DIRECTIONS FOR THIS TASK:
Your task is to print all of the material verbatim.
start RAW DATA
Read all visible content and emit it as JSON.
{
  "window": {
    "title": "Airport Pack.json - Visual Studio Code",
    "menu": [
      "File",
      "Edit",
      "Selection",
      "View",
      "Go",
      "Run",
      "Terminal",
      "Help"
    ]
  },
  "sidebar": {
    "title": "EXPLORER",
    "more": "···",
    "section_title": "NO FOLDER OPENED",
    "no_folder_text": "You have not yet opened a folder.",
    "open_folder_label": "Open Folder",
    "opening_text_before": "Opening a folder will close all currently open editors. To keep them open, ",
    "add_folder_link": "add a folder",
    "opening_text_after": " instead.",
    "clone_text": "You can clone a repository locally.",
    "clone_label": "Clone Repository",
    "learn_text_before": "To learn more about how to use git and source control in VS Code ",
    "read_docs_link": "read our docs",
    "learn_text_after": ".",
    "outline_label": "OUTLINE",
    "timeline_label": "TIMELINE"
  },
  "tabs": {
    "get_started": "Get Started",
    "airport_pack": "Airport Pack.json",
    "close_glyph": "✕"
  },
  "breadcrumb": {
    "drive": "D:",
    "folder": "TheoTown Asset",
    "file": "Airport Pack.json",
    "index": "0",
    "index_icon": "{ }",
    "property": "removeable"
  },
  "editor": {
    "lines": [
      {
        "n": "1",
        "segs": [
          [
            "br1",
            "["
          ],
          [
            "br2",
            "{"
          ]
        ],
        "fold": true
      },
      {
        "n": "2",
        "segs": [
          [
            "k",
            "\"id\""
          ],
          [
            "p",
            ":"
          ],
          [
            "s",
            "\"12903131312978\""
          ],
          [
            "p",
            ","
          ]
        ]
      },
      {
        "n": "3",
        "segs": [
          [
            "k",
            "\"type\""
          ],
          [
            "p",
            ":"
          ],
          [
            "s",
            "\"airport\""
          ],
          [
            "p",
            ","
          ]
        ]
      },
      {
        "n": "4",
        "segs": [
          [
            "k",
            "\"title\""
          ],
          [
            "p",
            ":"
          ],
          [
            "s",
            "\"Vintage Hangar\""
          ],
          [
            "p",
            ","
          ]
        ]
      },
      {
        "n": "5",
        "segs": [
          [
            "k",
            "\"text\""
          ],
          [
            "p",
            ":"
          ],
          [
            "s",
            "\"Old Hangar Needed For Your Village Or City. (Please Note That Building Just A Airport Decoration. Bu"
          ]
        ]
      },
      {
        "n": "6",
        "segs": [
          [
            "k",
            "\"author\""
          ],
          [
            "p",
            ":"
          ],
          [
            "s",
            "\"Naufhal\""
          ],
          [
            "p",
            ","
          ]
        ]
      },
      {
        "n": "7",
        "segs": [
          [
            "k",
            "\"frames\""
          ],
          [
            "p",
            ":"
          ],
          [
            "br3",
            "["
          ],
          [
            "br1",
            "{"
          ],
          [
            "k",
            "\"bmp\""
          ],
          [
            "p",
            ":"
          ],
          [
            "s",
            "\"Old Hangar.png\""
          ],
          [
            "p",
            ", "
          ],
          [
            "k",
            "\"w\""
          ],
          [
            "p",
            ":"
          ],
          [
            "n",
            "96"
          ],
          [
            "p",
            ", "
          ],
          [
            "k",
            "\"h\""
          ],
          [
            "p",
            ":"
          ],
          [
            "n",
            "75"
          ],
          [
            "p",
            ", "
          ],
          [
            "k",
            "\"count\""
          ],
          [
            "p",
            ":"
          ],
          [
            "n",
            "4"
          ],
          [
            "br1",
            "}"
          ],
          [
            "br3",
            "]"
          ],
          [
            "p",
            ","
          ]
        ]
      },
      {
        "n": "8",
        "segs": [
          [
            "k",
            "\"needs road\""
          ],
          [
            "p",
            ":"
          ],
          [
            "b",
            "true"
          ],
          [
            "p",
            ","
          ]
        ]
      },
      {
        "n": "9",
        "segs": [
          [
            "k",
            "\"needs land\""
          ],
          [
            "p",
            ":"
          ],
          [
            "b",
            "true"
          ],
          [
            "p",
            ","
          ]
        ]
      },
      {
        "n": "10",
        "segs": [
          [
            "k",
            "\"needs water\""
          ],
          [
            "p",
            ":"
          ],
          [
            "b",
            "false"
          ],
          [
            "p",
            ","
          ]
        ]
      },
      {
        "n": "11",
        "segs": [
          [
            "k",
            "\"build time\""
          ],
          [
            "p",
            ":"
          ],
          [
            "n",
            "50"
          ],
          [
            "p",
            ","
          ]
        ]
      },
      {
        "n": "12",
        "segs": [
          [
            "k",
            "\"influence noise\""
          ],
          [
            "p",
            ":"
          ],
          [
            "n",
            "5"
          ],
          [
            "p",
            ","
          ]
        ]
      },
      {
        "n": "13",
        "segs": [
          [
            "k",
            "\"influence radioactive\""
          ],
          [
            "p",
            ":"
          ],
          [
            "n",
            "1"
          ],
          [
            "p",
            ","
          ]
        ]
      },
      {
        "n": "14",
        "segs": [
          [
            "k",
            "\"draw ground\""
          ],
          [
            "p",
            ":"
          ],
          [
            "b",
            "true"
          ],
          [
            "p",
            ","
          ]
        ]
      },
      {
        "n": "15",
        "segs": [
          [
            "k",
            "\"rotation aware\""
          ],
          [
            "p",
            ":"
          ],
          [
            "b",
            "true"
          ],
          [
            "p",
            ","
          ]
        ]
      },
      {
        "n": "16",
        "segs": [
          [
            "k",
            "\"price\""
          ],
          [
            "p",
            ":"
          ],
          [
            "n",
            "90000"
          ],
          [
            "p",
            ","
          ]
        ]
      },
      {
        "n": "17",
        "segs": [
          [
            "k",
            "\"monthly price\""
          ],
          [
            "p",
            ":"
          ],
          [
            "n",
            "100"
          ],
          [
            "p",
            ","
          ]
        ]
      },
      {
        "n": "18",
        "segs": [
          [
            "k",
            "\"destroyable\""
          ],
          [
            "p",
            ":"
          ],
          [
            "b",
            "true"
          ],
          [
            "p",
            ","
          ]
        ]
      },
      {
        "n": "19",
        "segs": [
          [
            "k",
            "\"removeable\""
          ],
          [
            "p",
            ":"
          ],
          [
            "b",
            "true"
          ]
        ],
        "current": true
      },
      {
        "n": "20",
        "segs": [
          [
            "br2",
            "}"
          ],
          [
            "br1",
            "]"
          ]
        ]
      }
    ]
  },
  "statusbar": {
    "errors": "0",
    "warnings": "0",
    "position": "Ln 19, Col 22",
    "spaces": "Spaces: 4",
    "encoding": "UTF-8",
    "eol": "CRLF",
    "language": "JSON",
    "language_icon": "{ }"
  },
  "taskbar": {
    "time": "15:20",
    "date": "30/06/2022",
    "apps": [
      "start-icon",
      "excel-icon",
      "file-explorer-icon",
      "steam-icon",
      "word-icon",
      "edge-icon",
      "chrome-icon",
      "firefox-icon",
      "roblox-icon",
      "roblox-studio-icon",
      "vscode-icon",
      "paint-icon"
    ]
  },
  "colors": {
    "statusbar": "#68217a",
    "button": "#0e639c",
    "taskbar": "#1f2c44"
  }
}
end RAW DATA
RESULT OF THE TASK:
Read all visible content and emit it as JSON.
{
  "window": {
    "title": "Airport Pack.json - Visual Studio Code",
    "menu": [
      "File",
      "Edit",
      "Selection",
      "View",
      "Go",
      "Run",
      "Terminal",
      "Help"
    ]
  },
  "sidebar": {
    "title": "EXPLORER",
    "more": "···",
    "section_title": "NO FOLDER OPENED",
    "no_folder_text": "You have not yet opened a folder.",
    "open_folder_label": "Open Folder",
    "opening_text_before": "Opening a folder will close all currently open editors. To keep them open, ",
    "add_folder_link": "add a folder",
    "opening_text_after": " instead.",
    "clone_text": "You can clone a repository locally.",
    "clone_label": "Clone Repository",
    "learn_text_before": "To learn more about how to use git and source control in VS Code ",
    "read_docs_link": "read our docs",
    "learn_text_after": ".",
    "outline_label": "OUTLINE",
    "timeline_label": "TIMELINE"
  },
  "tabs": {
    "get_started": "Get Started",
    "airport_pack": "Airport Pack.json",
    "close_glyph": "✕"
  },
  "breadcrumb": {
    "drive": "D:",
    "folder": "TheoTown Asset",
    "file": "Airport Pack.json",
    "index": "0",
    "index_icon": "{ }",
    "property": "removeable"
  },
  "editor": {
    "lines": [
      {
        "n": "1",
        "segs": [
          [
            "br1",
            "["
          ],
          [
            "br2",
            "{"
          ]
        ],
        "fold": true
      },
      {
        "n": "2",
        "segs": [
          [
            "k",
            "\"id\""
          ],
          [
            "p",
            ":"
          ],
          [
            "s",
            "\"12903131312978\""
          ],
          [
            "p",
            ","
          ]
        ]
      },
      {
        "n": "3",
        "segs": [
          [
            "k",
            "\"type\""
          ],
          [
            "p",
            ":"
          ],
          [
            "s",
            "\"airport\""
          ],
          [
            "p",
            ","
          ]
        ]
      },
      {
        "n": "4",
        "segs": [
          [
            "k",
            "\"title\""
          ],
          [
            "p",
            ":"
          ],
          [
            "s",
            "\"Vintage Hangar\""
          ],
          [
            "p",
            ","
          ]
        ]
      },
      {
        "n": "5",
        "segs": [
          [
            "k",
            "\"text\""
          ],
          [
            "p",
            ":"
          ],
          [
            "s",
            "\"Old Hangar Needed For Your Village Or City. (Please Note That Building Just A Airport Decoration. Bu"
          ]
        ]
      },
      {
        "n": "6",
        "segs": [
          [
            "k",
            "\"author\""
          ],
          [
            "p",
            ":"
          ],
          [
            "s",
            "\"Naufhal\""
          ],
          [
            "p",
            ","
          ]
        ]
      },
      {
        "n": "7",
        "segs": [
          [
            "k",
            "\"frames\""
          ],
          [
            "p",
            ":"
          ],
          [
            "br3",
            "["
          ],
          [
            "br1",
            "{"
          ],
          [
            "k",
            "\"bmp\""
          ],
          [
            "p",
            ":"
          ],
          [
            "s",
            "\"Old Hangar.png\""
          ],
          [
            "p",
            ", "
          ],
          [
            "k",
            "\"w\""
          ],
          [
            "p",
            ":"
          ],
          [
            "n",
            "96"
          ],
          [
            "p",
            ", "
          ],
          [
            "k",
            "\"h\""
          ],
          [
            "p",
            ":"
          ],
          [
            "n",
            "75"
          ],
          [
            "p",
            ", "
          ],
          [
            "k",
            "\"count\""
          ],
          [
            "p",
            ":"
          ],
          [
            "n",
            "4"
          ],
          [
            "br1",
            "}"
          ],
          [
            "br3",
            "]"
          ],
          [
            "p",
            ","
          ]
        ]
      },
      {
        "n": "8",
        "segs": [
          [
            "k",
            "\"needs road\""
          ],
          [
            "p",
            ":"
          ],
          [
            "b",
            "true"
          ],
          [
            "p",
            ","
          ]
        ]
      },
      {
        "n": "9",
        "segs": [
          [
            "k",
            "\"needs land\""
          ],
          [
            "p",
            ":"
          ],
          [
            "b",
            "true"
          ],
          [
            "p",
            ","
          ]
        ]
      },
      {
        "n": "10",
        "segs": [
          [
            "k",
            "\"needs water\""
          ],
          [
            "p",
            ":"
          ],
          [
            "b",
            "false"
          ],
          [
            "p",
            ","
          ]
        ]
      },
      {
        "n": "11",
        "segs": [
          [
            "k",
            "\"build time\""
          ],
          [
            "p",
            ":"
          ],
          [
            "n",
            "50"
          ],
          [
            "p",
            ","
          ]
        ]
      },
      {
        "n": "12",
        "segs": [
          [
            "k",
            "\"influence noise\""
          ],
          [
            "p",
            ":"
          ],
          [
            "n",
            "5"
          ],
          [
            "p",
            ","
          ]
        ]
      },
      {
        "n": "13",
        "segs": [
          [
            "k",
            "\"influence radioactive\""
          ],
          [
            "p",
            ":"
          ],
          [
            "n",
            "1"
          ],
          [
            "p",
            ","
          ]
        ]
      },
      {
        "n": "14",
        "segs": [
          [
            "k",
            "\"draw ground\""
          ],
          [
            "p",
            ":"
          ],
          [
            "b",
            "true"
          ],
          [
            "p",
            ","
          ]
        ]
      },
      {
        "n": "15",
        "segs": [
          [
            "k",
            "\"rotation aware\""
          ],
          [
            "p",
            ":"
          ],
          [
            "b",
            "true"
          ],
          [
            "p",
            ","
          ]
        ]
      },
      {
        "n": "16",
        "segs": [
          [
            "k",
            "\"price\""
          ],
          [
            "p",
            ":"
          ],
          [
            "n",
            "90000"
          ],
          [
            "p",
            ","
          ]
        ]
      },
      {
        "n": "17",
        "segs": [
          [
            "k",
            "\"monthly price\""
          ],
          [
            "p",
            ":"
          ],
          [
            "n",
            "100"
          ],
          [
            "p",
            ","
          ]
        ]
      },
      {
        "n": "18",
        "segs": [
          [
            "k",
            "\"destroyable\""
          ],
          [
            "p",
            ":"
          ],
          [
            "b",
            "true"
          ],
          [
            "p",
            ","
          ]
        ]
      },
      {
        "n": "19",
        "segs": [
          [
            "k",
            "\"removeable\""
          ],
          [
            "p",
            ":"
          ],
          [
            "b",
            "true"
          ]
        ],
        "current": true
      },
      {
        "n": "20",
        "segs": [
          [
            "br2",
            "}"
          ],
          [
            "br1",
            "]"
          ]
        ]
      }
    ]
  },
  "statusbar": {
    "errors": "0",
    "warnings": "0",
    "position": "Ln 19, Col 22",
    "spaces": "Spaces: 4",
    "encoding": "UTF-8",
    "eol": "CRLF",
    "language": "JSON",
    "language_icon": "{ }"
  },
  "taskbar": {
    "time": "15:20",
    "date": "30/06/2022",
    "apps": [
      "start-icon",
      "excel-icon",
      "file-explorer-icon",
      "steam-icon",
      "word-icon",
      "edge-icon",
      "chrome-icon",
      "firefox-icon",
      "roblox-icon",
      "roblox-studio-icon",
      "vscode-icon",
      "paint-icon"
    ]
  },
  "colors": {
    "statusbar": "#68217a",
    "button": "#0e639c",
    "taskbar": "#1f2c44"
  }
}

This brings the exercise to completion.